DATA:
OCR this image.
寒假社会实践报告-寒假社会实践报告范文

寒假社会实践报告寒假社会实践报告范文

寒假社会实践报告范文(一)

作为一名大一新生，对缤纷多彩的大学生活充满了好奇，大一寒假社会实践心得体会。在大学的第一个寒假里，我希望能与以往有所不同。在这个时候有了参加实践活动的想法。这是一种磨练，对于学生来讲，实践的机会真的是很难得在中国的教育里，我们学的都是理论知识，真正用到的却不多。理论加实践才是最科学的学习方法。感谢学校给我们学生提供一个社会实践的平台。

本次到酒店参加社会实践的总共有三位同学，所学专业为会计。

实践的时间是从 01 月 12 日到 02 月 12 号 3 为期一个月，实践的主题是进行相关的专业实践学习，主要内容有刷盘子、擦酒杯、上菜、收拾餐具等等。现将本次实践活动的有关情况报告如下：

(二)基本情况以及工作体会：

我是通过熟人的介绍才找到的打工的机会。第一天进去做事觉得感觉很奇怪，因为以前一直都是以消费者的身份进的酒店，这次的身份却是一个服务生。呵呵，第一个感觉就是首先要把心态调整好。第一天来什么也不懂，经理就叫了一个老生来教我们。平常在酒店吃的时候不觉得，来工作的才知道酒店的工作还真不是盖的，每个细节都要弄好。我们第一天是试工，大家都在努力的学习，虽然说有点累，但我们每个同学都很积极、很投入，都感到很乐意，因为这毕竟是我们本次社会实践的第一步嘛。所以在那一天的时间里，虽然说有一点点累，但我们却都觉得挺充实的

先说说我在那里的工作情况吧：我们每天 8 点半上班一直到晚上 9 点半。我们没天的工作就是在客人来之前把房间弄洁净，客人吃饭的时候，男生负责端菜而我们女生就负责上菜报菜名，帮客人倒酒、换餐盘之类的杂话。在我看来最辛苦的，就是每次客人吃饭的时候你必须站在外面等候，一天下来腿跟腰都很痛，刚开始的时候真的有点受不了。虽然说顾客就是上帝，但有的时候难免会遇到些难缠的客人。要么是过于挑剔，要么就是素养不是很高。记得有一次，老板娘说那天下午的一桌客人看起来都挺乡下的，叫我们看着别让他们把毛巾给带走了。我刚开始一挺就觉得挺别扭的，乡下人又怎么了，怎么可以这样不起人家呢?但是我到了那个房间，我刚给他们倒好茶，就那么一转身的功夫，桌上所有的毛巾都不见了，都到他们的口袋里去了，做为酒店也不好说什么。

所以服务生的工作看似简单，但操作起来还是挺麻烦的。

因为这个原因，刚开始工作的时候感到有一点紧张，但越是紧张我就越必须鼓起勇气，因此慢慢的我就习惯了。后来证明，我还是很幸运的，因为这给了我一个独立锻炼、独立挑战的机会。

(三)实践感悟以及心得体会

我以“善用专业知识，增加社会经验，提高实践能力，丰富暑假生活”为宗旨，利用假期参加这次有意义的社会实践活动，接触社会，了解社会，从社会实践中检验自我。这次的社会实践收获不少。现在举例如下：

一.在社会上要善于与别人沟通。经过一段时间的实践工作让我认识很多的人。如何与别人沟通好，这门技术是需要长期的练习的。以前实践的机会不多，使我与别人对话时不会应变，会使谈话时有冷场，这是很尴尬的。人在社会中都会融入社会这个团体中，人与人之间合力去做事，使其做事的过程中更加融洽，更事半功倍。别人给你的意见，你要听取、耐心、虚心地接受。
* * *
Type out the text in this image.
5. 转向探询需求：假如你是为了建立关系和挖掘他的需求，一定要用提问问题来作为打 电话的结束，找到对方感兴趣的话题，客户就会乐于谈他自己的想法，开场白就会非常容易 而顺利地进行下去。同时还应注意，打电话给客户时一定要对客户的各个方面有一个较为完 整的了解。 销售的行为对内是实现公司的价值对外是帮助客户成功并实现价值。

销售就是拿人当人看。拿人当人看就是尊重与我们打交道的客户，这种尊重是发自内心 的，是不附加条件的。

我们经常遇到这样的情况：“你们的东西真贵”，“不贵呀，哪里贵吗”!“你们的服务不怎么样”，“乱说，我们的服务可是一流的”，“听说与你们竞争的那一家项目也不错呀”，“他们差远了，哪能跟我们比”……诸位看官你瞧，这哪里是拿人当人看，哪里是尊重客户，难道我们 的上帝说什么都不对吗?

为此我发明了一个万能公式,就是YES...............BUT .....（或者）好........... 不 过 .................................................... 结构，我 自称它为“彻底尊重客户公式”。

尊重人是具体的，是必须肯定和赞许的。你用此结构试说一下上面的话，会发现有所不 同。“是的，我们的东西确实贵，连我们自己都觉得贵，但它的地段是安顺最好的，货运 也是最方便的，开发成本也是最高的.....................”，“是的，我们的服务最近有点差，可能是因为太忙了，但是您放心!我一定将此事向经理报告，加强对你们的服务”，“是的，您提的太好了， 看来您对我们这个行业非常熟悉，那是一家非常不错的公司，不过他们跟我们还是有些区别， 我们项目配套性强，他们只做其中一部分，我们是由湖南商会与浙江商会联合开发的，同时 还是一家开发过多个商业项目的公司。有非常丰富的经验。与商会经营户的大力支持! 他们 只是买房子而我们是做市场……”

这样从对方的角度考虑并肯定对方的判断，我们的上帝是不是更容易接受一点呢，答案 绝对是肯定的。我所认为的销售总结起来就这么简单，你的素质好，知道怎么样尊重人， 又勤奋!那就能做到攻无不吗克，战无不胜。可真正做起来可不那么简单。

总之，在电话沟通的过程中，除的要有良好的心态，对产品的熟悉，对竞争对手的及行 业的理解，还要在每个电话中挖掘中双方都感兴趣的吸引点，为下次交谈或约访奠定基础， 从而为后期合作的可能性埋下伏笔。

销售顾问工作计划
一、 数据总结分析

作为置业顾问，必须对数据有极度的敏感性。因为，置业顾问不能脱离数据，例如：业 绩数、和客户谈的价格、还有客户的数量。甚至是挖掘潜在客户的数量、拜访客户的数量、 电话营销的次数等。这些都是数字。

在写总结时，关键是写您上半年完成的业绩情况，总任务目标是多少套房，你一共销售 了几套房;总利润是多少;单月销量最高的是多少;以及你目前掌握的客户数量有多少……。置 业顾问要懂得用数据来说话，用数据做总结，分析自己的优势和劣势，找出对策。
==
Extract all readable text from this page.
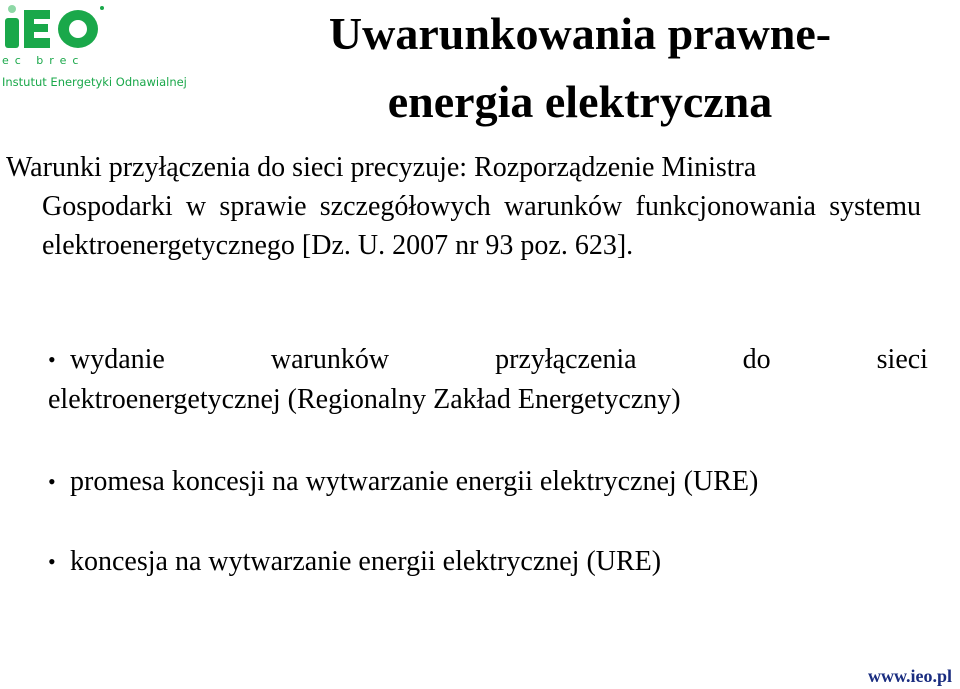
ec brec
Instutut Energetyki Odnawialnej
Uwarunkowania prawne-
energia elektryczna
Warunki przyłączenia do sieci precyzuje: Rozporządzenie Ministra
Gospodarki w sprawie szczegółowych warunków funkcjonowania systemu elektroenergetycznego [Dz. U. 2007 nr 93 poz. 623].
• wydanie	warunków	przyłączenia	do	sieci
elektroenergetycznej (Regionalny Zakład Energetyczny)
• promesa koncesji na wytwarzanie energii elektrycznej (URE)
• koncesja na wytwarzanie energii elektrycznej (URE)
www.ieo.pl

PROBLEM TO WORK ON:
Copy all lines of the material above where the string "warunków" occurs.

THE ANSWER:
Gospodarki w sprawie szczegółowych warunków funkcjonowania systemu elektroenergetycznego [Dz. U. 2007 nr 93 poz. 623].
• wydanie	warunków	przyłączenia	do	sieci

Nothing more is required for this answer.